#### Extract

Materials and Methods
Cell culture
DT40 and Jurkat/Clone E6‐1 cells were grown in suspension as in Sir et al (2013) and Zyss et al (2011). HEK 293T/17 (HEK 293T) cells were grown in DMEM GlutaMAX (Gibco) supplemented with 10% FBS or tetracycline‐free FBS (PAN Biotech UK Ltd) for Flp‐In T‐REx (Invitrogen) cells. hTERT RPE‐1 (RPE‐1) cell lines were grown as described in Joseph et al (2018).
For stable isotope labelling with amino acids in culture (SILAC) experiments, DT40 wild‐type (WT) and STIL knock‐out (KO) cell lines were cultured for 12 days in SILAC RPMI‐1640 without lysine and arginine (Thermo Fisher Scientific); supplemented with either 800 μM light lysine (14N2 12C6) and 482 μM light arginine (14N4 12C6), or 800 μM heavy lysine (15N2 13C6) and 482 μM heavy arginine (15N4 13C6; Thermo Fisher Scientific), 10% dialysed FBS for SILAC (Thermo Fisher Scientific); and subjected to heat inactivation at 56°C for 20 min, 100 U/ml penicillin and 100 μg/ml streptomycin (Gibco). The incorporation of labelled amino acids was verified by mass spectrometry.
Antibodies and immunostainings
DT40 and Jurkat cells were settled onto poly‐l‐lysine (Sigma‐Aldrich)‐coated glass coverslips, whereas HEK 293T, 293 Flp‐In T‐REx and RPE‐1 cell lines were grown on uncoated coverslips. Cells were fixed with 100% −20°C methanol or with 4% paraformaldehyde (Polysciences) in phosphate‐buffered saline (PBS) for 10 min followed by 5 min in 100% 20°C methanol (ACROS Organics). Cells were permeabilised in PBS‐0.5% Tween‐20 (Promega; PBS‐T) or, for centriolar staining, in 0.5% Triton X‐100 (ACROS Organics), 0.05% sodium dodecyl sulphate (SDS; Sigma‐Aldrich) and 0.5% Tween‐20 (Promega) in PBS for 5 min. Cells were then stained as described in Sir et al (2013). Primary antibodies are listed in the reagents and tools table in Appendix Supplementary Methods. Secondary antibodies conjugated to Alexa Fluor 488, 555 or 647 were obtained from Invitrogen. To visualise DNA, coverslips were incubated with 1 μg/ml Hoechst 33258 (Sigma‐Aldrich) and then mounted on glass slides (SuperFrost Ultra Plus, Thermo Scientific) using the ProLong Diamond Antifade Mountant (Invitrogen).

########
#### Material provided

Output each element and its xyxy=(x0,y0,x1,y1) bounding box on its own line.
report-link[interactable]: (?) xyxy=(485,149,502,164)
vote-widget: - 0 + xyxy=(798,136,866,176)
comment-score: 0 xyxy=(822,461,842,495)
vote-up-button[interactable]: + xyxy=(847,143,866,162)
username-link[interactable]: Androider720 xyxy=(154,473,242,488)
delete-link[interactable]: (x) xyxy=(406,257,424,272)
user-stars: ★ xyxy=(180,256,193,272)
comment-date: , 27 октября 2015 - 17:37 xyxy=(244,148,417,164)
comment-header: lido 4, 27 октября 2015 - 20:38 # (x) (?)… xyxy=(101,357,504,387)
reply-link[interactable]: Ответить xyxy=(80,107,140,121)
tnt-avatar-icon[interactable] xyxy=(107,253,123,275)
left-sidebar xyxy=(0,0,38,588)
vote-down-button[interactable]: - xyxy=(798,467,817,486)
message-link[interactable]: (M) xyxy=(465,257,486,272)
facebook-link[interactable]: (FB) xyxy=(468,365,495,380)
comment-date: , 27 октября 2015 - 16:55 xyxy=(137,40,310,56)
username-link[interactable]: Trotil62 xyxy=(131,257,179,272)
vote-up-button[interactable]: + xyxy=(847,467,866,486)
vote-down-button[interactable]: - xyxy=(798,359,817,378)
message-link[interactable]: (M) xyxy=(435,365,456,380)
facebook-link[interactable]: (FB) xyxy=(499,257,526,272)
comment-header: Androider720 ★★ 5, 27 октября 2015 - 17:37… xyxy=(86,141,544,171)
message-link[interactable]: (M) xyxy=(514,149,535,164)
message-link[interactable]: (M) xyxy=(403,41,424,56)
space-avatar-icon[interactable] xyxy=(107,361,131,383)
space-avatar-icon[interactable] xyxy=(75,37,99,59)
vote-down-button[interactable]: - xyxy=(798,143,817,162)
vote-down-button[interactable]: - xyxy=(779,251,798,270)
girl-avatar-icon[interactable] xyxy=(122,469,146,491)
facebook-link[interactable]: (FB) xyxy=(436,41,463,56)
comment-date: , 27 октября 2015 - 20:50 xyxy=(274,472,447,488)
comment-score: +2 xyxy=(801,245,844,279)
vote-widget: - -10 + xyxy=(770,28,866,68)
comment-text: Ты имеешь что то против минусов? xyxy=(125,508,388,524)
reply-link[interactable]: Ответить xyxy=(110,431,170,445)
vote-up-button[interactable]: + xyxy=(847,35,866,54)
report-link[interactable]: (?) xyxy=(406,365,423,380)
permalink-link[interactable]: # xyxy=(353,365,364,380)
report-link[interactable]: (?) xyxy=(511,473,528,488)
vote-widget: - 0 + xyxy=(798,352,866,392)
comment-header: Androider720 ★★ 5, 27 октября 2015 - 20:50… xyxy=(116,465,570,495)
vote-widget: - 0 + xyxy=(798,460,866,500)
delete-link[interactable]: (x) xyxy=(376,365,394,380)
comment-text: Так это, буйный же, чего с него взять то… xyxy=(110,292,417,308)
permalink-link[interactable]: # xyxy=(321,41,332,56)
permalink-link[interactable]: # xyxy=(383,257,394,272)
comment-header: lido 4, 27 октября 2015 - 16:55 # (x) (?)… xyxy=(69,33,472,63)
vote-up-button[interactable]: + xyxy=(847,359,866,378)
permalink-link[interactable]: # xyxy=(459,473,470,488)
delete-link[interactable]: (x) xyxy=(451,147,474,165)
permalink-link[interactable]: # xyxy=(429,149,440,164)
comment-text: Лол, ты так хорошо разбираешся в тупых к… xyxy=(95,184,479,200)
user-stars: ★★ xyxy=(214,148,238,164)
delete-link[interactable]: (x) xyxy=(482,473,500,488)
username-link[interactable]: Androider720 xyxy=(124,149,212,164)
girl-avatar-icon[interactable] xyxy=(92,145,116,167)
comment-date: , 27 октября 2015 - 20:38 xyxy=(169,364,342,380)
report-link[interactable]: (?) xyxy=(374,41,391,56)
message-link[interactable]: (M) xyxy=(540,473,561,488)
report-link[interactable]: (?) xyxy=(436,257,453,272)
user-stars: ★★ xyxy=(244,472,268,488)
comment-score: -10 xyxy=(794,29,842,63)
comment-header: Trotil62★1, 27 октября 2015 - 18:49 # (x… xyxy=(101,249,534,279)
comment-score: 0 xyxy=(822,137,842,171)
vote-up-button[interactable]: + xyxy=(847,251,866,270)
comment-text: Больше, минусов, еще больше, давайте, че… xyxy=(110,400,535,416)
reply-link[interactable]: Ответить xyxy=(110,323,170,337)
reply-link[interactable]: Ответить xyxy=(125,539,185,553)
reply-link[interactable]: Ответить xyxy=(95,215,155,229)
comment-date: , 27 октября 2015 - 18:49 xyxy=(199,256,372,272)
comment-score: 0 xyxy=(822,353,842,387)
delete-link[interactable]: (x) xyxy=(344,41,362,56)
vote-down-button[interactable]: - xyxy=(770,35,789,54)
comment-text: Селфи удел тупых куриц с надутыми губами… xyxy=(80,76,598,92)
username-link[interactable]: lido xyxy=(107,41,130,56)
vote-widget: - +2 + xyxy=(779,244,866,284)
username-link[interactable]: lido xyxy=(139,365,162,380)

########

## Tasks:
[1] In the methods text on cell culture and immunostaining, write out the passage that begins at the words "Materials and Methods" and ends after the words "et al (2018).".
[2] According to the methods text on cell culture and immunostaining, for how many days were the DT40 wild-type and STIL knock-out cell lines cultured in SILAC medium?
[3] Carry on the methods text on cell culture and immunostaining, starting after its final sentence.

## Results in order:
[1]
Materials and Methods
Cell culture
DT40 and Jurkat/Clone E6‐1 cells were grown in suspension as in Sir et al (2013) and Zyss et al (2011). HEK 293T/17 (HEK 293T) cells were grown in DMEM GlutaMAX (Gibco) supplemented with 10% FBS or tetracycline‐free FBS (PAN Biotech UK Ltd) for Flp‐In T‐REx (Invitrogen) cells. hTERT RPE‐1 (RPE‐1) cell lines were grown as described in Joseph et al (2018).

[2] 12 days.

[3]
Image acquisition and processing
Confocal images of fixed cells were taken using the Confocal White Light Laser (WLL) Leica TCS SP8 Microscope. All the images were acquired as z‐stacks (0.5 μm step size) and taken with the HC Plan Apo 100×/1.40 OIL (CS2) objective. Image acquisition was carried out with the Leica Application Suite X (LAS X) software (Leica Microsystems).
Wide‐field images of fixed cells were acquired as z‐stacks (0.3 μm step size) using a Nikon Eclipse TE2000 Inverted Microscope with Neo 5.5 sCMOS camera (Andor) and Plan Apo VC 60× or 100×/1.40 OIL objectives. Following acquisition, images were imported into Fiji (2.0.0‐rc‐59/1.51k) or Volocity 6.0 (Perkin Elmer) to obtain maximum intensity projections of z‐stacks. Images were then imported into Photoshop (Adobe CC 2017) and adjusted to use full range of pixel intensities. Images from each biological replicate were acquired using the same settings and processed in the same manner. For image analysis, see Appendix Supplementary Methods.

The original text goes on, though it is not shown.